WORK REQUIRED:
In the listing that follows, count each line where the word "こんにちは" appears; write nothing but the count.

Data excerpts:
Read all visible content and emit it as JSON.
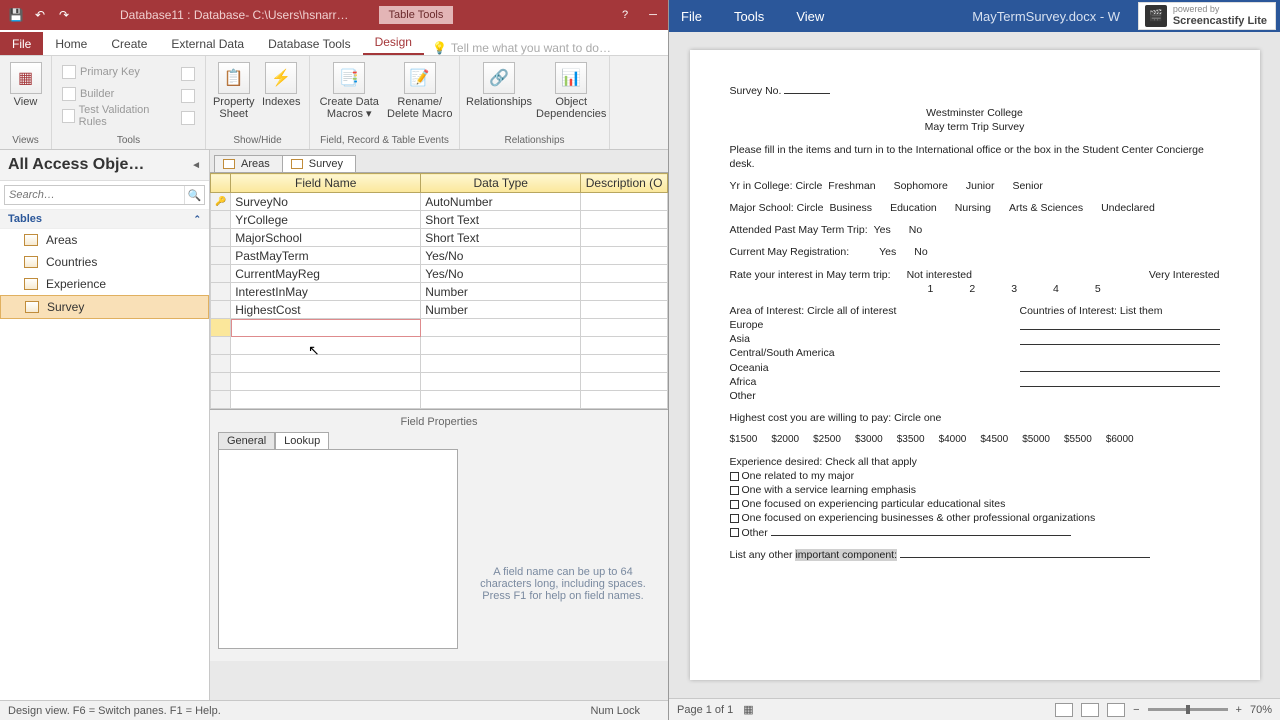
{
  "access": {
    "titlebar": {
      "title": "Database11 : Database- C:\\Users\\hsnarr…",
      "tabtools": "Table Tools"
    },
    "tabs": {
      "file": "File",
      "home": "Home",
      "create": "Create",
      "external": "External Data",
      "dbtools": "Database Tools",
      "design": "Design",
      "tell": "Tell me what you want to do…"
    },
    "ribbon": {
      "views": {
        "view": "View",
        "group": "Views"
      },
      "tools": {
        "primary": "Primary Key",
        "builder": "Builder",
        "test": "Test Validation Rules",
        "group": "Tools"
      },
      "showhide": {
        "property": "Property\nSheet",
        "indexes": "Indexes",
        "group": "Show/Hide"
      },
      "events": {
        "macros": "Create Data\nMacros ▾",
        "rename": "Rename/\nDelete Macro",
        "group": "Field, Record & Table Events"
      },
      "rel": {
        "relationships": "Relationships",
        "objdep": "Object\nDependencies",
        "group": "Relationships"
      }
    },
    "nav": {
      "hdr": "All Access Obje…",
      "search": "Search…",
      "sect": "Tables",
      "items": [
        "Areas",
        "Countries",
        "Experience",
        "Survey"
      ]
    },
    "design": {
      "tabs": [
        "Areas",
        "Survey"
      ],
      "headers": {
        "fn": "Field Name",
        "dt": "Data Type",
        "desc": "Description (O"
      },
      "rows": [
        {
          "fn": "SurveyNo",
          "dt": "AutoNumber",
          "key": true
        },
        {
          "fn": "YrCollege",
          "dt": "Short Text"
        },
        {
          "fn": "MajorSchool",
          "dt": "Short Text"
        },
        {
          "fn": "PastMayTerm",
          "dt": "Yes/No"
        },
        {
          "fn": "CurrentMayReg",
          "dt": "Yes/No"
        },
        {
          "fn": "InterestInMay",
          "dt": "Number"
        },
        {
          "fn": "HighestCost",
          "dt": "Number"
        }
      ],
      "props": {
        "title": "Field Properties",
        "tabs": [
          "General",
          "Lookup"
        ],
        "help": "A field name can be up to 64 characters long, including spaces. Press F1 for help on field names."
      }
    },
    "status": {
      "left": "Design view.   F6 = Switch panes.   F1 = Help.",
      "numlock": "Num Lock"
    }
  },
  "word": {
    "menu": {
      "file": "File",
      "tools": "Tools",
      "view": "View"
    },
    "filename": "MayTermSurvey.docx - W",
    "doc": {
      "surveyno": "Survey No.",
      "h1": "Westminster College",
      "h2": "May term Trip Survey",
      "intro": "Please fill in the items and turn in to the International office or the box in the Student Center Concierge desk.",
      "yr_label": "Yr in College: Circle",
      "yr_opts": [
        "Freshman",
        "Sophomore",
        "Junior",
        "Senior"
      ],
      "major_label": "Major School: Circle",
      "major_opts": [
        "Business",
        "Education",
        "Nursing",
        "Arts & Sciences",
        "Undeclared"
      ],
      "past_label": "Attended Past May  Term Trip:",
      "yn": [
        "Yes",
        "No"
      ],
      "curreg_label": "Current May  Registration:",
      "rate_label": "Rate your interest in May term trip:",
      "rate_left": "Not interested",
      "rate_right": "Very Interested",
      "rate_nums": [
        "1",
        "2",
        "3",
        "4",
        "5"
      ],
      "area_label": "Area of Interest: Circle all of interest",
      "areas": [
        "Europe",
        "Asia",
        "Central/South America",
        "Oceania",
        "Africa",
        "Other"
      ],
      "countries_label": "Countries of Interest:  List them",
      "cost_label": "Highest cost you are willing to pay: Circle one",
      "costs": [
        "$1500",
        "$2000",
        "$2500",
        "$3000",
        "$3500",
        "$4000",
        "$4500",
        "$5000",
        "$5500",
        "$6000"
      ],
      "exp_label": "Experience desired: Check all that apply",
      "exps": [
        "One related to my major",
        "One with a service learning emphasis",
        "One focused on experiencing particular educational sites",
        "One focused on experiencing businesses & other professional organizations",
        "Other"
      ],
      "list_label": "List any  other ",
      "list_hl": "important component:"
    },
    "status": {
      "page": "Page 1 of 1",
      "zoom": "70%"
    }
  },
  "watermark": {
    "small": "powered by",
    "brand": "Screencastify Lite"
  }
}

==

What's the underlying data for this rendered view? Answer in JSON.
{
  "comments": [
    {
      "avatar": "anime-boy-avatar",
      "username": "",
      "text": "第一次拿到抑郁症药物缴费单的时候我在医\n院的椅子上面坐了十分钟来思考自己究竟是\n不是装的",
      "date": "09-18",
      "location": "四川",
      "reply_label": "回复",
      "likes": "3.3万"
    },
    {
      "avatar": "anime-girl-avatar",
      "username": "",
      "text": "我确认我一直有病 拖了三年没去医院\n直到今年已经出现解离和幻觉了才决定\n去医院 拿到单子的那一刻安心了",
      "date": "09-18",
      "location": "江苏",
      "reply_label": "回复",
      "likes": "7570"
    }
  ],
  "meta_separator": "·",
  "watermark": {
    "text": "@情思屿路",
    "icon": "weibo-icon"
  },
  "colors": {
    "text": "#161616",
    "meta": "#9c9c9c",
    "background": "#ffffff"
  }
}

--

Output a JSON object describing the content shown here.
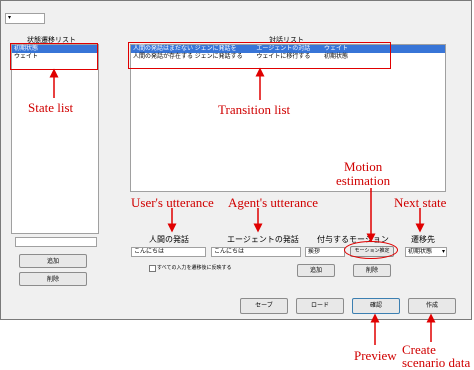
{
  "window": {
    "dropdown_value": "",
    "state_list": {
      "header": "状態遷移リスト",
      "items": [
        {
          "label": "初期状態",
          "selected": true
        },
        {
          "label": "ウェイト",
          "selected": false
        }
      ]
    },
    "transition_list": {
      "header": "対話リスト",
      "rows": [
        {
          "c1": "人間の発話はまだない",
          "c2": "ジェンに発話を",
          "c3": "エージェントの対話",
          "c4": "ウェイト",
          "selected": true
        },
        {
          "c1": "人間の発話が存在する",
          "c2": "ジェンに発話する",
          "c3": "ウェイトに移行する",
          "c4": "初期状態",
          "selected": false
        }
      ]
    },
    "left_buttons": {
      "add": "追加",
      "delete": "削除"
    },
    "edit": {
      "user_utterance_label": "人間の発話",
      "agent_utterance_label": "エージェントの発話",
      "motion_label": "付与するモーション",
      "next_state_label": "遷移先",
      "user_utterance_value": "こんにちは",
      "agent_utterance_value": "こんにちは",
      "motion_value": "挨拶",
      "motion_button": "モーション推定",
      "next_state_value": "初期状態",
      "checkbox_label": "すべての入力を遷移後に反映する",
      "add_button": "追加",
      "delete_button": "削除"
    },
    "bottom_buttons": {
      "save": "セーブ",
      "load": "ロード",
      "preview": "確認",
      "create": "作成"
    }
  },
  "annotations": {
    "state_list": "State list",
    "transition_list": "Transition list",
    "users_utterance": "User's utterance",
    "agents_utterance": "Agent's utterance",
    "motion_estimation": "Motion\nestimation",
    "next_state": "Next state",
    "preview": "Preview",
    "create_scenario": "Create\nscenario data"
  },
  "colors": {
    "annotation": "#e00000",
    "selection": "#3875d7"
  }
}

SOLVED PROBLEM:
2